DO THIS
Locate all lines with the word "факта" and copy them out.

**** MATERIALS PROVIDED ****

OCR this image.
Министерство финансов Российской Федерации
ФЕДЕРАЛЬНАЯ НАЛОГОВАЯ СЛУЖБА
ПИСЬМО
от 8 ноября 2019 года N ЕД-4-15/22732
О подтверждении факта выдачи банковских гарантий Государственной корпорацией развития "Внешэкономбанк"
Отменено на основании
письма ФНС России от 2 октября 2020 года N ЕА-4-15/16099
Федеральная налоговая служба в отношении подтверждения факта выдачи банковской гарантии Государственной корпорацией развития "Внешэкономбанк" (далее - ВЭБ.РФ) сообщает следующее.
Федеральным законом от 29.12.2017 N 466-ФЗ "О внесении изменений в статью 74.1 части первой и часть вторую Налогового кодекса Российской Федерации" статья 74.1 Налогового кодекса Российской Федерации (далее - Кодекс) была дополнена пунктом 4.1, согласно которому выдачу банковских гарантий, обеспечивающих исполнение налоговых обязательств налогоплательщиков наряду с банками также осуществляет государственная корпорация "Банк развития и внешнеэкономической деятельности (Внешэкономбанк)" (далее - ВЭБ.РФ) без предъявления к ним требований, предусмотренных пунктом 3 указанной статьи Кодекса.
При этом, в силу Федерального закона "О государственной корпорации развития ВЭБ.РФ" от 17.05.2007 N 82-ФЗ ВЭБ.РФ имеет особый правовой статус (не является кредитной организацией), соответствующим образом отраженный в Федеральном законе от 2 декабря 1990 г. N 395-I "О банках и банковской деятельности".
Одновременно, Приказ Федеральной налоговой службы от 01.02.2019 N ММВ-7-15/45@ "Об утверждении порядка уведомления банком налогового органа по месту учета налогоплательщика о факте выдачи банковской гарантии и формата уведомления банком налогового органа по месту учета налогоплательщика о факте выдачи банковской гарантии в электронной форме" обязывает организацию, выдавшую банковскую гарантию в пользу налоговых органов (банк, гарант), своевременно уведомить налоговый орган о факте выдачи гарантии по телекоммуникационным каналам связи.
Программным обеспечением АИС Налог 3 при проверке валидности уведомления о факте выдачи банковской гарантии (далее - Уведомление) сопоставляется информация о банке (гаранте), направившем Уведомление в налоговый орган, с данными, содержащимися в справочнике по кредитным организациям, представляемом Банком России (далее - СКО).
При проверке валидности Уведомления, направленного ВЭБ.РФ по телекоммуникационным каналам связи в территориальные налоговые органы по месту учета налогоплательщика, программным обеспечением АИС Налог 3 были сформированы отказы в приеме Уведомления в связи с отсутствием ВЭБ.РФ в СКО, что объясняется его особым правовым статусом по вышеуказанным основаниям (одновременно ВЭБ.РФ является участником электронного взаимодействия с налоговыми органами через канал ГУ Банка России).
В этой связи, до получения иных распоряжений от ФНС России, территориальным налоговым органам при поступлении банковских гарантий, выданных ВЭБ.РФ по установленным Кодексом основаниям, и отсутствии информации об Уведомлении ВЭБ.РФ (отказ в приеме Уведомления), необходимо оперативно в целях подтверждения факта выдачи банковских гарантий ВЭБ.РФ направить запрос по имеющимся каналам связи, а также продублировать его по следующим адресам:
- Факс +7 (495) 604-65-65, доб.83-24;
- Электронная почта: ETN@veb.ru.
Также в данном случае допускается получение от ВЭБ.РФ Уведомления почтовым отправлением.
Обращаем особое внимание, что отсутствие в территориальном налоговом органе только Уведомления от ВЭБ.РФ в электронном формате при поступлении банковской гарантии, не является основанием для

****

RESPONSE
О подтверждении факта выдачи банковских гарантий Государственной корпорацией развития "Внешэкономбанк"
Федеральная налоговая служба в отношении подтверждения факта выдачи банковской гарантии Государственной корпорацией развития "Внешэкономбанк" (далее - ВЭБ.РФ) сообщает следующее.
В этой связи, до получения иных распоряжений от ФНС России, территориальным налоговым органам при поступлении банковских гарантий, выданных ВЭБ.РФ по установленным Кодексом основаниям, и отсутствии информации об Уведомлении ВЭБ.РФ (отказ в приеме Уведомления), необходимо оперативно в целях подтверждения факта выдачи банковских гарантий ВЭБ.РФ направить запрос по имеющимся каналам связи, а также продублировать его по следующим адресам:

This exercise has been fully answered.